Entries with figure data

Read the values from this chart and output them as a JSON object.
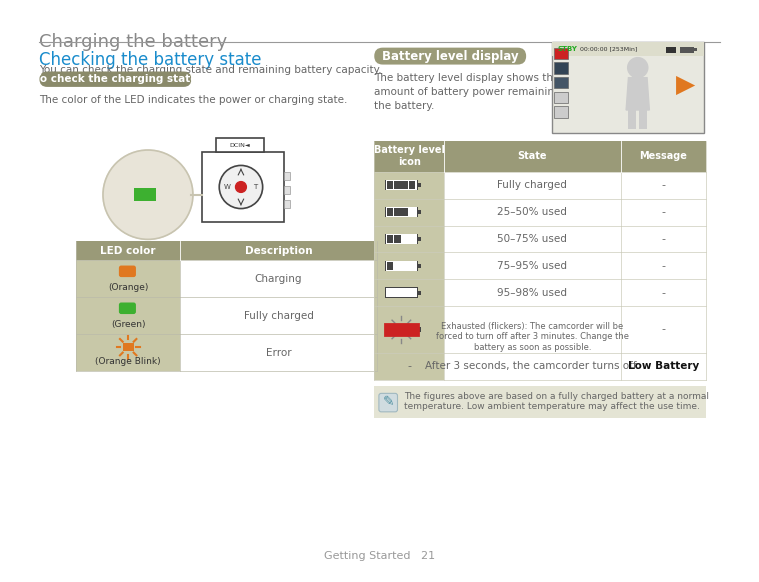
{
  "page_title": "Charging the battery",
  "section1_title": "Checking the battery state",
  "section1_body": "You can check the charging state and remaining battery capacity.",
  "subsection1_label": "To check the charging state",
  "subsection1_body": "The color of the LED indicates the power or charging state.",
  "led_table_headers": [
    "LED color",
    "Description"
  ],
  "led_table_rows": [
    {
      "icon_color": "#E07820",
      "icon_label": "(Orange)",
      "description": "Charging"
    },
    {
      "icon_color": "#3DB030",
      "icon_label": "(Green)",
      "description": "Fully charged"
    },
    {
      "icon_color": "#E07820",
      "icon_label": "(Orange Blink)",
      "description": "Error",
      "blink": true
    }
  ],
  "section2_label": "Battery level display",
  "section2_body": "The battery level display shows the\namount of battery power remaining in\nthe battery.",
  "battery_table_headers": [
    "Battery level\nicon",
    "State",
    "Message"
  ],
  "battery_table_rows": [
    {
      "state": "Fully charged",
      "message": "-"
    },
    {
      "state": "25–50% used",
      "message": "-"
    },
    {
      "state": "50–75% used",
      "message": "-"
    },
    {
      "state": "75–95% used",
      "message": "-"
    },
    {
      "state": "95–98% used",
      "message": "-"
    },
    {
      "state": "Exhausted (flickers): The camcorder will be\nforced to turn off after 3 minutes. Change the\nbattery as soon as possible.",
      "message": "-"
    },
    {
      "state": "After 3 seconds, the camcorder turns off.",
      "message": "Low Battery"
    }
  ],
  "note_text": "The figures above are based on a fully charged battery at a normal\ntemperature. Low ambient temperature may affect the use time.",
  "footer_text": "Getting Started   21",
  "bg_color": "#ffffff",
  "section_title_color": "#1a8ccc",
  "body_text_color": "#666666",
  "table_header_color": "#9a9a78",
  "table_row1_color": "#c8c8a8",
  "subsection_label_bg": "#8a8a6a",
  "title_text_color": "#888888",
  "note_bg": "#e4e4d4"
}
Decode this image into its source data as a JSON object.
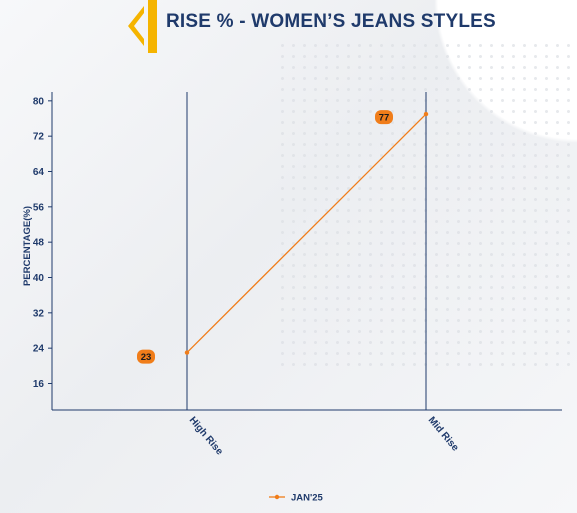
{
  "header": {
    "title": "RISE % - WOMEN’S JEANS STYLES"
  },
  "colors": {
    "accent": "#f5b400",
    "title": "#1f3a6b",
    "series": "#f07d1a",
    "axis": "#1f3a6b"
  },
  "chart_data": {
    "type": "line",
    "title": "RISE % - WOMEN’S JEANS STYLES",
    "xlabel": "",
    "ylabel": "PERCENTAGE(%)",
    "categories": [
      "High Rise",
      "Mid Rise"
    ],
    "ylim": [
      10,
      82
    ],
    "yticks": [
      16,
      24,
      32,
      40,
      48,
      56,
      64,
      72,
      80
    ],
    "series": [
      {
        "name": "JAN'25",
        "values": [
          23,
          77
        ],
        "color": "#f07d1a"
      }
    ],
    "legend": "bottom-center",
    "grid": false
  }
}
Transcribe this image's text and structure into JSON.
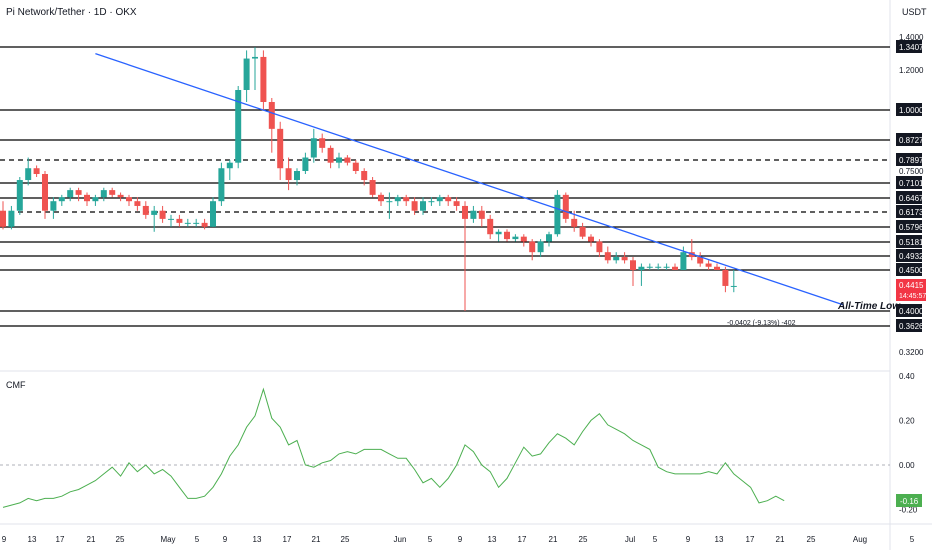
{
  "header": {
    "title": "Pi Network/Tether · 1D · OKX",
    "currency": "USDT"
  },
  "colors": {
    "up": "#26a69a",
    "down": "#ef5350",
    "trendline": "#2962ff",
    "cmf": "#4caf50",
    "level": "#000000",
    "price_tag": "#f23645"
  },
  "chart_data": [
    {
      "type": "candlestick",
      "title": "Pi Network/Tether · 1D · OKX",
      "y_axis_unit": "USDT",
      "y_ticks": [
        "1.4000",
        "1.2000",
        "0.7500",
        "0.3200"
      ],
      "x_ticks": [
        "9",
        "13",
        "17",
        "21",
        "25",
        "May",
        "5",
        "9",
        "13",
        "17",
        "21",
        "25",
        "Jun",
        "5",
        "9",
        "13",
        "17",
        "21",
        "25",
        "Jul",
        "5",
        "9",
        "13",
        "17",
        "21",
        "25",
        "Aug",
        "5"
      ],
      "horizontal_levels": [
        {
          "value": "1.3407",
          "style": "solid"
        },
        {
          "value": "1.0000",
          "style": "solid"
        },
        {
          "value": "0.8727",
          "style": "solid"
        },
        {
          "value": "0.7897",
          "style": "dashed"
        },
        {
          "value": "0.7101",
          "style": "solid"
        },
        {
          "value": "0.6467",
          "style": "solid"
        },
        {
          "value": "0.6173",
          "style": "dashed"
        },
        {
          "value": "0.5796",
          "style": "solid"
        },
        {
          "value": "0.5181",
          "style": "solid"
        },
        {
          "value": "0.4932",
          "style": "solid"
        },
        {
          "value": "0.4500",
          "style": "solid"
        },
        {
          "value": "0.4000",
          "style": "solid"
        },
        {
          "value": "0.3626",
          "style": "solid"
        }
      ],
      "current_price": {
        "value": "0.4415",
        "countdown": "14:45:57"
      },
      "annotation": "All-Time Low",
      "measure_label": "-0.0402 (-9.13%) -402",
      "trendline": {
        "from": [
          11,
          1.3
        ],
        "to": [
          100,
          0.41
        ]
      },
      "candles": [
        [
          0.62,
          0.64,
          0.57,
          0.58
        ],
        [
          0.58,
          0.63,
          0.57,
          0.62
        ],
        [
          0.62,
          0.73,
          0.61,
          0.72
        ],
        [
          0.72,
          0.8,
          0.7,
          0.76
        ],
        [
          0.76,
          0.77,
          0.73,
          0.74
        ],
        [
          0.74,
          0.75,
          0.6,
          0.62
        ],
        [
          0.62,
          0.65,
          0.6,
          0.64
        ],
        [
          0.64,
          0.66,
          0.63,
          0.65
        ],
        [
          0.65,
          0.69,
          0.64,
          0.68
        ],
        [
          0.68,
          0.69,
          0.64,
          0.66
        ],
        [
          0.66,
          0.67,
          0.63,
          0.64
        ],
        [
          0.64,
          0.66,
          0.63,
          0.65
        ],
        [
          0.65,
          0.69,
          0.64,
          0.68
        ],
        [
          0.68,
          0.69,
          0.65,
          0.66
        ],
        [
          0.66,
          0.67,
          0.64,
          0.65
        ],
        [
          0.65,
          0.66,
          0.63,
          0.64
        ],
        [
          0.64,
          0.65,
          0.62,
          0.63
        ],
        [
          0.63,
          0.64,
          0.6,
          0.61
        ],
        [
          0.61,
          0.63,
          0.56,
          0.62
        ],
        [
          0.62,
          0.63,
          0.59,
          0.6
        ],
        [
          0.6,
          0.61,
          0.58,
          0.6
        ],
        [
          0.6,
          0.61,
          0.58,
          0.59
        ],
        [
          0.59,
          0.6,
          0.58,
          0.59
        ],
        [
          0.59,
          0.6,
          0.58,
          0.59
        ],
        [
          0.59,
          0.6,
          0.57,
          0.58
        ],
        [
          0.58,
          0.65,
          0.58,
          0.64
        ],
        [
          0.64,
          0.78,
          0.63,
          0.76
        ],
        [
          0.76,
          0.79,
          0.72,
          0.78
        ],
        [
          0.78,
          1.12,
          0.76,
          1.1
        ],
        [
          1.1,
          1.32,
          1.04,
          1.27
        ],
        [
          1.27,
          1.34,
          1.1,
          1.28
        ],
        [
          1.28,
          1.32,
          1.0,
          1.04
        ],
        [
          1.04,
          1.06,
          0.82,
          0.92
        ],
        [
          0.92,
          0.95,
          0.72,
          0.76
        ],
        [
          0.76,
          0.8,
          0.68,
          0.72
        ],
        [
          0.72,
          0.76,
          0.7,
          0.75
        ],
        [
          0.75,
          0.82,
          0.74,
          0.8
        ],
        [
          0.8,
          0.92,
          0.78,
          0.88
        ],
        [
          0.88,
          0.9,
          0.82,
          0.84
        ],
        [
          0.84,
          0.85,
          0.76,
          0.78
        ],
        [
          0.78,
          0.82,
          0.76,
          0.8
        ],
        [
          0.8,
          0.81,
          0.77,
          0.78
        ],
        [
          0.78,
          0.79,
          0.74,
          0.75
        ],
        [
          0.75,
          0.76,
          0.7,
          0.72
        ],
        [
          0.72,
          0.73,
          0.65,
          0.66
        ],
        [
          0.66,
          0.67,
          0.63,
          0.64
        ],
        [
          0.64,
          0.67,
          0.6,
          0.64
        ],
        [
          0.64,
          0.66,
          0.63,
          0.65
        ],
        [
          0.65,
          0.66,
          0.63,
          0.64
        ],
        [
          0.64,
          0.65,
          0.61,
          0.62
        ],
        [
          0.62,
          0.65,
          0.61,
          0.64
        ],
        [
          0.64,
          0.65,
          0.63,
          0.64
        ],
        [
          0.64,
          0.66,
          0.63,
          0.65
        ],
        [
          0.65,
          0.66,
          0.63,
          0.64
        ],
        [
          0.64,
          0.65,
          0.62,
          0.63
        ],
        [
          0.63,
          0.64,
          0.4,
          0.6
        ],
        [
          0.6,
          0.63,
          0.59,
          0.62
        ],
        [
          0.62,
          0.63,
          0.58,
          0.6
        ],
        [
          0.6,
          0.61,
          0.53,
          0.55
        ],
        [
          0.55,
          0.57,
          0.52,
          0.56
        ],
        [
          0.56,
          0.57,
          0.52,
          0.53
        ],
        [
          0.53,
          0.55,
          0.52,
          0.54
        ],
        [
          0.54,
          0.55,
          0.51,
          0.52
        ],
        [
          0.52,
          0.53,
          0.48,
          0.5
        ],
        [
          0.5,
          0.53,
          0.49,
          0.52
        ],
        [
          0.52,
          0.56,
          0.51,
          0.55
        ],
        [
          0.55,
          0.68,
          0.54,
          0.66
        ],
        [
          0.66,
          0.67,
          0.59,
          0.6
        ],
        [
          0.6,
          0.62,
          0.56,
          0.58
        ],
        [
          0.58,
          0.59,
          0.53,
          0.54
        ],
        [
          0.54,
          0.55,
          0.51,
          0.52
        ],
        [
          0.52,
          0.53,
          0.49,
          0.5
        ],
        [
          0.5,
          0.51,
          0.47,
          0.48
        ],
        [
          0.48,
          0.5,
          0.47,
          0.49
        ],
        [
          0.49,
          0.5,
          0.47,
          0.48
        ],
        [
          0.48,
          0.49,
          0.44,
          0.45
        ],
        [
          0.45,
          0.47,
          0.44,
          0.46
        ],
        [
          0.46,
          0.47,
          0.45,
          0.46
        ],
        [
          0.46,
          0.47,
          0.45,
          0.46
        ],
        [
          0.46,
          0.47,
          0.45,
          0.46
        ],
        [
          0.46,
          0.47,
          0.45,
          0.45
        ],
        [
          0.45,
          0.51,
          0.45,
          0.5
        ],
        [
          0.5,
          0.53,
          0.48,
          0.49
        ],
        [
          0.49,
          0.5,
          0.46,
          0.47
        ],
        [
          0.47,
          0.48,
          0.45,
          0.46
        ],
        [
          0.46,
          0.47,
          0.45,
          0.45
        ],
        [
          0.45,
          0.46,
          0.43,
          0.44
        ],
        [
          0.44,
          0.45,
          0.43,
          0.44
        ]
      ]
    },
    {
      "type": "line",
      "title": "CMF",
      "y_ticks": [
        "0.40",
        "0.20",
        "0.00",
        "-0.20"
      ],
      "ylim": [
        -0.22,
        0.4
      ],
      "current_value": "-0.16",
      "values": [
        -0.19,
        -0.18,
        -0.17,
        -0.15,
        -0.16,
        -0.15,
        -0.15,
        -0.14,
        -0.12,
        -0.11,
        -0.09,
        -0.07,
        -0.04,
        -0.01,
        -0.05,
        0.01,
        -0.03,
        0.0,
        -0.04,
        -0.02,
        -0.05,
        -0.1,
        -0.15,
        -0.15,
        -0.14,
        -0.1,
        -0.04,
        0.04,
        0.09,
        0.17,
        0.22,
        0.34,
        0.21,
        0.17,
        0.09,
        0.11,
        0.0,
        -0.01,
        0.01,
        0.02,
        0.05,
        0.06,
        0.05,
        0.07,
        0.07,
        0.07,
        0.05,
        0.03,
        0.03,
        -0.02,
        -0.08,
        -0.06,
        -0.1,
        -0.06,
        0.0,
        0.09,
        0.06,
        0.0,
        -0.03,
        -0.1,
        -0.06,
        0.01,
        0.08,
        0.04,
        0.05,
        0.1,
        0.14,
        0.12,
        0.09,
        0.15,
        0.2,
        0.23,
        0.18,
        0.16,
        0.14,
        0.11,
        0.09,
        0.07,
        -0.01,
        -0.03,
        -0.04,
        -0.04,
        -0.04,
        -0.04,
        -0.03,
        -0.04,
        0.01,
        -0.04,
        -0.07,
        -0.1,
        -0.17,
        -0.16,
        -0.14,
        -0.16
      ]
    }
  ]
}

> **SET EXERCISE**:
Reproduce every line of the listing above in which the string "display" appears.

> **ANSWER**:
  "section2_label": "Battery level display",
  "section2_body": "The battery level display shows the\namount of battery power remaining in\nthe battery.",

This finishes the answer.